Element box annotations

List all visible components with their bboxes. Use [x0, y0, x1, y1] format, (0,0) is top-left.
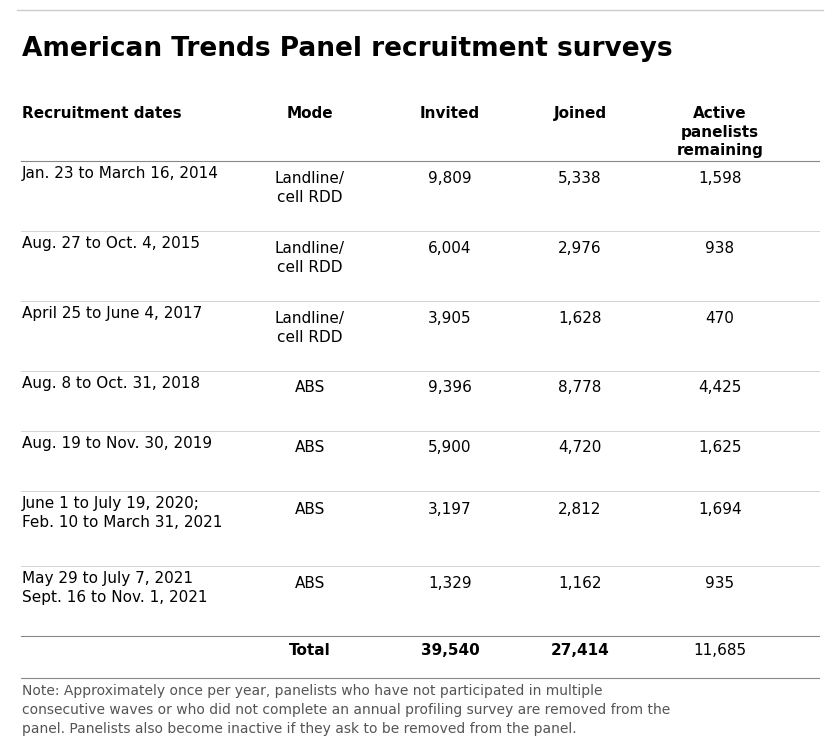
Text: 935: 935	[706, 576, 734, 591]
Text: Aug. 19 to Nov. 30, 2019: Aug. 19 to Nov. 30, 2019	[22, 436, 213, 451]
Text: 11,685: 11,685	[694, 643, 747, 658]
Text: Mode: Mode	[286, 106, 333, 121]
Text: Total: Total	[289, 643, 331, 658]
Text: 1,625: 1,625	[698, 440, 742, 456]
Text: 6,004: 6,004	[428, 241, 472, 256]
Text: ABS: ABS	[295, 576, 325, 591]
Text: 3,905: 3,905	[428, 311, 472, 326]
Text: April 25 to June 4, 2017: April 25 to June 4, 2017	[22, 306, 202, 321]
Text: American Trends Panel recruitment surveys: American Trends Panel recruitment survey…	[22, 36, 673, 62]
Text: ABS: ABS	[295, 440, 325, 456]
Text: ABS: ABS	[295, 502, 325, 517]
Text: Landline/
cell RDD: Landline/ cell RDD	[275, 311, 345, 344]
Text: 39,540: 39,540	[421, 643, 480, 658]
Text: 8,778: 8,778	[559, 381, 601, 395]
Text: 1,329: 1,329	[428, 576, 472, 591]
Text: 27,414: 27,414	[551, 643, 609, 658]
Text: 5,338: 5,338	[559, 171, 601, 186]
Text: 1,598: 1,598	[698, 171, 742, 186]
Text: Landline/
cell RDD: Landline/ cell RDD	[275, 241, 345, 275]
Text: Note: Approximately once per year, panelists who have not participated in multip: Note: Approximately once per year, panel…	[22, 684, 670, 736]
Text: June 1 to July 19, 2020;
Feb. 10 to March 31, 2021: June 1 to July 19, 2020; Feb. 10 to Marc…	[22, 496, 223, 530]
Text: 9,809: 9,809	[428, 171, 472, 186]
Text: Jan. 23 to March 16, 2014: Jan. 23 to March 16, 2014	[22, 166, 219, 181]
Text: Invited: Invited	[420, 106, 480, 121]
Text: 9,396: 9,396	[428, 381, 472, 395]
Text: ABS: ABS	[295, 381, 325, 395]
Text: 1,628: 1,628	[559, 311, 601, 326]
Text: 2,976: 2,976	[559, 241, 601, 256]
Text: Aug. 27 to Oct. 4, 2015: Aug. 27 to Oct. 4, 2015	[22, 236, 200, 251]
Text: Active
panelists
remaining: Active panelists remaining	[676, 106, 764, 158]
Text: Aug. 8 to Oct. 31, 2018: Aug. 8 to Oct. 31, 2018	[22, 376, 200, 391]
Text: 470: 470	[706, 311, 734, 326]
Text: 938: 938	[706, 241, 734, 256]
Text: Landline/
cell RDD: Landline/ cell RDD	[275, 171, 345, 205]
Text: Recruitment dates: Recruitment dates	[22, 106, 181, 121]
Text: 4,720: 4,720	[559, 440, 601, 456]
Text: 2,812: 2,812	[559, 502, 601, 517]
Text: 1,162: 1,162	[559, 576, 601, 591]
Text: Joined: Joined	[554, 106, 606, 121]
Text: 4,425: 4,425	[698, 381, 742, 395]
Text: May 29 to July 7, 2021
Sept. 16 to Nov. 1, 2021: May 29 to July 7, 2021 Sept. 16 to Nov. …	[22, 571, 207, 604]
Text: 1,694: 1,694	[698, 502, 742, 517]
Text: 5,900: 5,900	[428, 440, 472, 456]
Text: 3,197: 3,197	[428, 502, 472, 517]
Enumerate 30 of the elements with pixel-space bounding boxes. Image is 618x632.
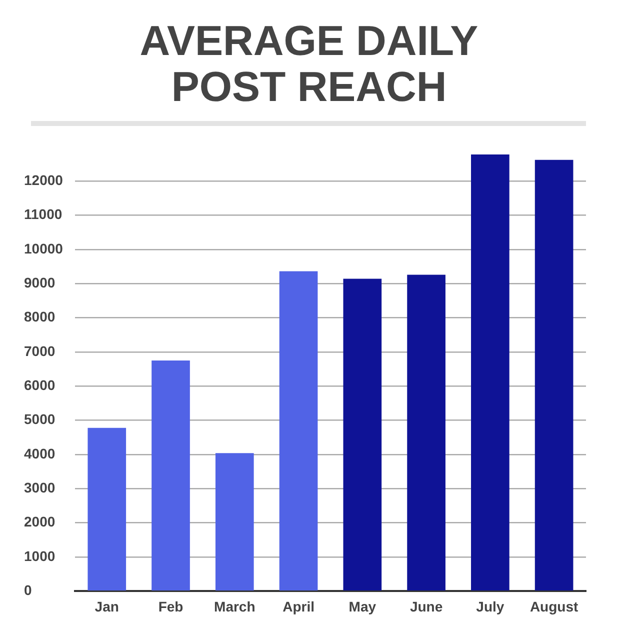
y-tick-label: 4000	[24, 445, 56, 462]
bar	[88, 428, 126, 591]
x-tick-label: August	[530, 598, 578, 614]
bar	[279, 271, 318, 591]
y-tick-label: 6000	[24, 376, 56, 393]
y-tick-label: 8000	[24, 308, 56, 325]
bar	[215, 453, 254, 591]
x-tick-label: March	[214, 598, 256, 614]
x-tick-label: June	[410, 598, 443, 614]
bar	[534, 160, 574, 591]
x-tick-label: Feb	[158, 598, 184, 614]
x-tick-label: Jan	[94, 598, 119, 614]
x-tick-label: July	[476, 598, 504, 614]
y-tick-label: 12000	[24, 172, 64, 188]
y-tick-label: 9000	[24, 274, 56, 290]
y-tick-label: 0	[24, 582, 32, 598]
x-tick-label: May	[348, 598, 376, 614]
y-tick-label: 3000	[24, 480, 56, 496]
chart-title: AVERAGE DAILY POST REACH	[138, 17, 480, 110]
bar	[152, 360, 190, 591]
y-tick-label: 2000	[24, 514, 56, 530]
y-tick-label: 5000	[24, 411, 56, 428]
y-tick-label: 11000	[24, 206, 62, 222]
y-tick-label: 1000	[24, 548, 56, 564]
bar	[471, 154, 510, 591]
y-tick-label: 7000	[24, 342, 56, 359]
x-tick-label: April	[282, 598, 314, 614]
y-tick-label: 10000	[24, 240, 64, 256]
bar	[407, 274, 446, 591]
bar	[343, 278, 382, 591]
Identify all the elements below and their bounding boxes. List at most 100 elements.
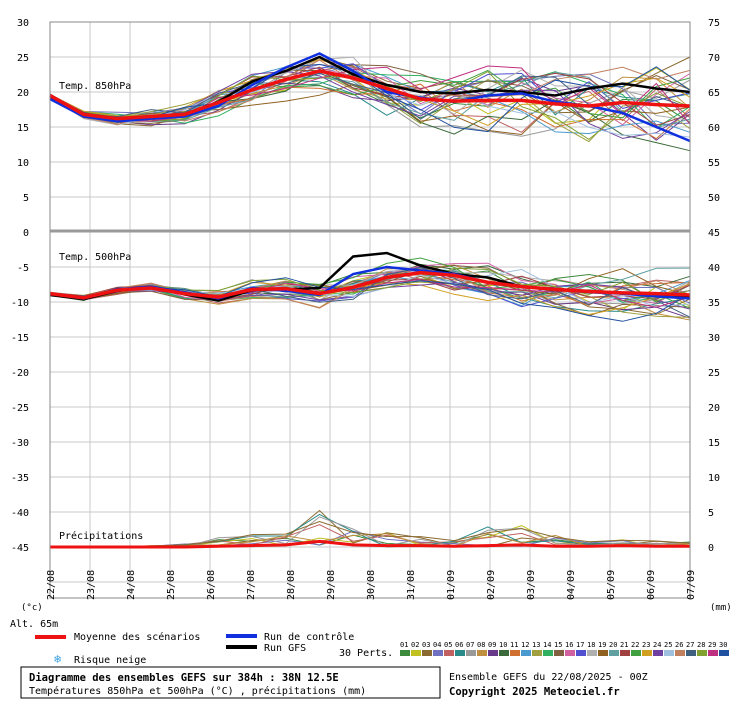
member-swatch-28 [697,650,707,656]
left-tick-label: 15 [17,123,29,134]
member-number-30: 30 [719,641,727,649]
member-number-15: 15 [554,641,562,649]
legend: Moyenne des scénarios Run de contrôle Ru… [35,631,729,666]
member-number-28: 28 [697,641,705,649]
member-swatch-18 [587,650,597,656]
x-tick-label: 06/09 [646,570,657,600]
mean-line-850 [49,69,691,121]
x-tick-label: 05/09 [606,570,617,600]
member-swatch-24 [653,650,663,656]
x-tick-label: 07/09 [686,570,697,600]
member-number-13: 13 [532,641,540,649]
member-swatch-29 [708,650,718,656]
mean-line-500 [49,270,691,300]
member-swatch-16 [565,650,575,656]
member-legend: 01 02 03 04 05 06 07 08 09 10 11 12 13 14 15 16 17 18 19 20… [400,641,729,656]
title-box [20,666,441,699]
member-number-06: 06 [455,641,463,649]
member-swatch-15 [554,650,564,656]
snowflake-icon: ❄ [54,652,61,666]
member-swatch-25 [664,650,674,656]
member-number-10: 10 [499,641,507,649]
member-swatch-09 [488,650,498,656]
left-tick-label: -15 [11,333,29,344]
member-swatch-02 [411,650,421,656]
x-tick-label: 04/09 [566,570,577,600]
right-axis-unit: (mm) [710,603,732,613]
precip-mean-line [50,539,690,549]
panel-label-precip: Précipitations [59,530,143,542]
member-swatch-26 [675,650,685,656]
x-tick-label: 22/08 [46,570,57,600]
left-tick-label: -30 [11,438,29,449]
x-tick-label: 28/08 [286,570,297,600]
legend-perts-label: 30 Perts. [339,648,393,659]
plot-frame [49,21,691,599]
left-tick-label: 30 [17,18,29,29]
altitude-label: Alt. 65m [10,619,58,630]
member-number-11: 11 [510,641,518,649]
x-tick-label: 25/08 [166,570,177,600]
right-tick-label-bottom: 20 [708,403,720,414]
left-tick-label: -35 [11,473,29,484]
member-number-23: 23 [642,641,650,649]
member-number-19: 19 [598,641,606,649]
left-tick-label: 5 [23,193,29,204]
right-tick-label-top: 60 [708,123,720,134]
x-tick-label: 30/08 [366,570,377,600]
panel-label-t500: Temp. 500hPa [59,252,131,263]
x-tick-label: 02/09 [486,570,497,600]
member-swatch-13 [532,650,542,656]
right-tick-label-bottom: 25 [708,368,720,379]
member-number-29: 29 [708,641,716,649]
member-number-04: 04 [433,641,441,649]
frame-layer [49,21,691,599]
member-number-07: 07 [466,641,474,649]
chart-subtitle: Températures 850hPa et 500hPa (°C) , pré… [29,685,366,697]
member-number-25: 25 [664,641,672,649]
member-swatch-05 [444,650,454,656]
member-swatch-21 [620,650,630,656]
member-number-14: 14 [543,641,551,649]
x-tick-label: 26/08 [206,570,217,600]
member-number-09: 09 [488,641,496,649]
legend-gfs-label: Run GFS [264,643,306,654]
chart-title: Diagramme des ensembles GEFS sur 384h : … [29,672,339,684]
right-tick-label-top: 55 [708,158,720,169]
left-tick-label: -45 [11,543,29,554]
member-swatch-08 [477,650,487,656]
member-number-27: 27 [686,641,694,649]
right-tick-label-bottom: 15 [708,438,720,449]
run-info: Ensemble GEFS du 22/08/2025 - 00Z [449,672,648,683]
precip-layer [50,509,691,549]
member-number-22: 22 [631,641,639,649]
ticks-layer: 302520151050-5-10-15-20-25-30-35-40-4575… [11,18,720,600]
member-swatch-10 [499,650,509,656]
member-line-850-27 [49,72,691,120]
left-tick-label: -25 [11,403,29,414]
member-swatch-27 [686,650,696,656]
member-number-20: 20 [609,641,617,649]
member-swatch-04 [433,650,443,656]
legend-mean-label: Moyenne des scénarios [74,631,200,643]
right-tick-label-bottom: 40 [708,263,720,274]
member-swatch-11 [510,650,520,656]
right-tick-label-bottom: 5 [708,508,714,519]
x-tick-label: 29/08 [326,570,337,600]
right-tick-label-bottom: 0 [708,543,714,554]
x-tick-label: 01/09 [446,570,457,600]
member-number-24: 24 [653,641,661,649]
x-tick-label: 03/09 [526,570,537,600]
right-tick-label-bottom: 10 [708,473,720,484]
right-tick-label-top: 50 [708,193,720,204]
member-swatch-03 [422,650,432,656]
member-swatch-06 [455,650,465,656]
member-number-18: 18 [587,641,595,649]
legend-snow-label: Risque neige [74,655,146,666]
x-tick-label: 24/08 [126,570,137,600]
left-tick-label: -20 [11,368,29,379]
left-tick-label: 0 [23,228,29,239]
member-swatch-07 [466,650,476,656]
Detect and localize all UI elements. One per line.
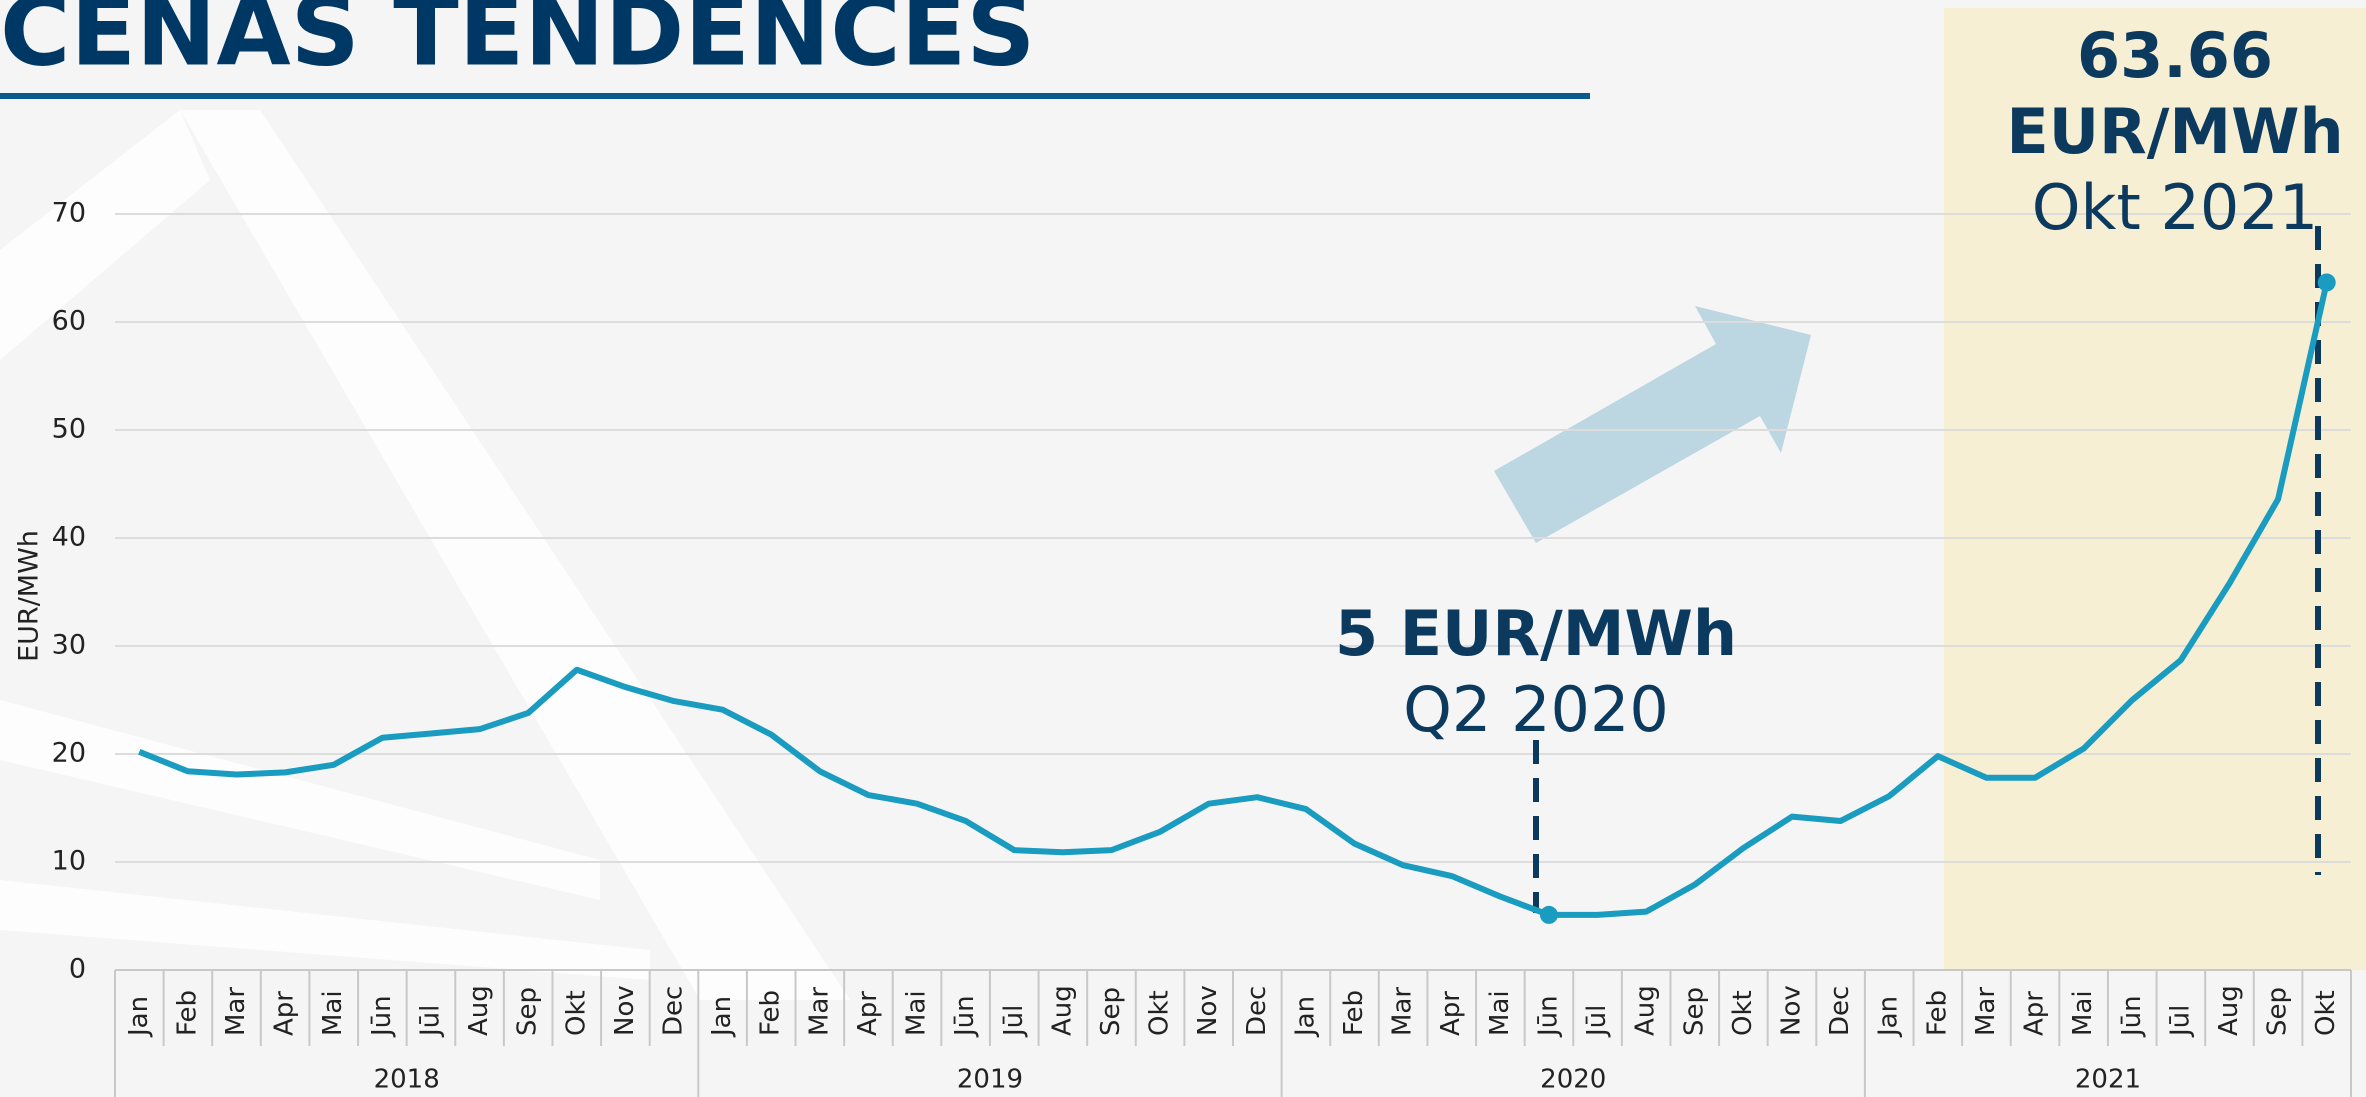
x-tick-label: Mar: [221, 987, 251, 1036]
annotation-period: Okt 2021: [2032, 171, 2319, 244]
x-tick-label: Okt: [2311, 990, 2341, 1036]
marker-dot: [2317, 273, 2336, 292]
group-label: 2019: [957, 1065, 1023, 1095]
x-tick-label: Feb: [1339, 990, 1369, 1036]
y-tick-label: 20: [52, 738, 86, 769]
x-tick-label: Mai: [902, 990, 932, 1036]
group-label: 2021: [2075, 1065, 2141, 1095]
x-tick-label: Dec: [659, 986, 689, 1036]
annotation-period: Q2 2020: [1403, 673, 1669, 746]
annotation-value: EUR/MWh: [2006, 95, 2343, 168]
x-tick-label: Sep: [2263, 987, 2293, 1036]
x-tick-label: Nov: [1193, 985, 1223, 1036]
group-label: 2020: [1540, 1065, 1606, 1095]
title-underline: [0, 93, 1590, 99]
x-tick-label: Jan: [1290, 996, 1320, 1038]
y-axis-label: EUR/MWh: [14, 530, 45, 662]
x-axis: Jan Feb Mar Apr Mai Jūn Jūl Aug Sep Okt Nov Dec 2018…: [114, 969, 2352, 1097]
x-tick-label: Apr: [2020, 991, 2050, 1036]
marker-dot: [1539, 905, 1558, 924]
x-tick-label: Jūl: [999, 1005, 1029, 1038]
x-tick-label: Apr: [270, 991, 300, 1036]
decor-shape: [0, 880, 650, 980]
x-tick-label: Apr: [853, 991, 883, 1036]
annotation-value: 63.66: [2077, 19, 2273, 92]
x-tick-label: Okt: [561, 990, 591, 1036]
x-tick-label: Nov: [610, 985, 640, 1036]
x-tick-label: Nov: [1777, 985, 1807, 1036]
x-tick-label: Sep: [513, 987, 543, 1036]
x-tick-label: Okt: [1145, 990, 1175, 1036]
plot: [138, 281, 2330, 918]
y-tick-label: 40: [52, 522, 86, 553]
x-tick-label: Feb: [1922, 990, 1952, 1036]
x-tick-label: Jūn: [2117, 995, 2147, 1038]
y-tick-label: 0: [69, 954, 86, 985]
x-tick-label: Mai: [2068, 990, 2098, 1036]
x-tick-label: Aug: [2214, 985, 2244, 1036]
x-tick-label: Dec: [1825, 986, 1855, 1036]
decor-shape: [0, 700, 600, 900]
x-tick-label: Feb: [756, 990, 786, 1036]
decor-shape: [180, 110, 850, 1000]
x-tick-label: Dec: [1242, 986, 1272, 1036]
x-tick-label: Jūn: [367, 995, 397, 1038]
y-tick-label: 50: [52, 414, 86, 445]
x-tick-label: Mai: [318, 990, 348, 1036]
x-tick-label: Jūn: [1533, 995, 1563, 1038]
x-tick-label: Aug: [1631, 985, 1661, 1036]
x-tick-label: Aug: [1047, 985, 1077, 1036]
series-line: [138, 281, 2330, 918]
y-tick-label: 30: [52, 630, 86, 661]
x-tick-label: Jan: [1874, 996, 1904, 1038]
decor: [0, 110, 850, 1000]
x-tick-label: Apr: [1436, 991, 1466, 1036]
highlight-region: [1944, 8, 2366, 970]
x-tick-label: Mar: [1388, 987, 1418, 1036]
x-tick-label: Mar: [1971, 987, 2001, 1036]
trend-arrow: [1494, 306, 1811, 543]
x-tick-label: Mar: [804, 987, 834, 1036]
x-tick-label: Okt: [1728, 990, 1758, 1036]
x-tick-label: Jan: [707, 996, 737, 1038]
x-tick-label: Feb: [172, 990, 202, 1036]
x-tick-label: Jūl: [2165, 1005, 2195, 1038]
x-tick-label: Jan: [124, 996, 154, 1038]
x-tick-label: Aug: [464, 985, 494, 1036]
x-tick-label: Jūn: [950, 995, 980, 1038]
x-tick-label: Mai: [1485, 990, 1515, 1036]
y-tick-label: 70: [52, 198, 86, 229]
chart-title: CENAS TENDENCES: [0, 0, 1035, 87]
y-tick-label: 60: [52, 306, 86, 337]
annotation-value: 5 EUR/MWh: [1335, 597, 1737, 670]
x-tick-label: Sep: [1679, 987, 1709, 1036]
y-tick-label: 10: [52, 846, 86, 877]
decor-shape: [0, 110, 210, 360]
group-label: 2018: [374, 1065, 440, 1095]
x-tick-label: Jūl: [1582, 1005, 1612, 1038]
x-tick-label: Sep: [1096, 987, 1126, 1036]
x-tick-label: Jūl: [415, 1005, 445, 1038]
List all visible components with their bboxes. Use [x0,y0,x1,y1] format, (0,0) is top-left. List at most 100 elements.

(Requirements) Rewrite the lines between the one holding "member-swatch-28 [697,650,707,656]" and the one holding "member-number-13: 13 [532,641,540,649]", inclusive, changing "member-swatch" to "member-marker" and leaving everything else untouched.

(Result below)
member-marker-28 [697,650,707,656]
left-tick-label: 15 [17,123,29,134]
member-number-30: 30 [719,641,727,649]
member-number-15: 15 [554,641,562,649]
legend: Moyenne des scénarios Run de contrôle Ru… [35,631,729,666]
member-number-28: 28 [697,641,705,649]
member-marker-18 [587,650,597,656]
x-tick-label: 06/09 [646,570,657,600]
mean-line-850 [49,69,691,121]
x-tick-label: 05/09 [606,570,617,600]
member-marker-24 [653,650,663,656]
x-tick-label: 07/09 [686,570,697,600]
member-number-13: 13 [532,641,540,649]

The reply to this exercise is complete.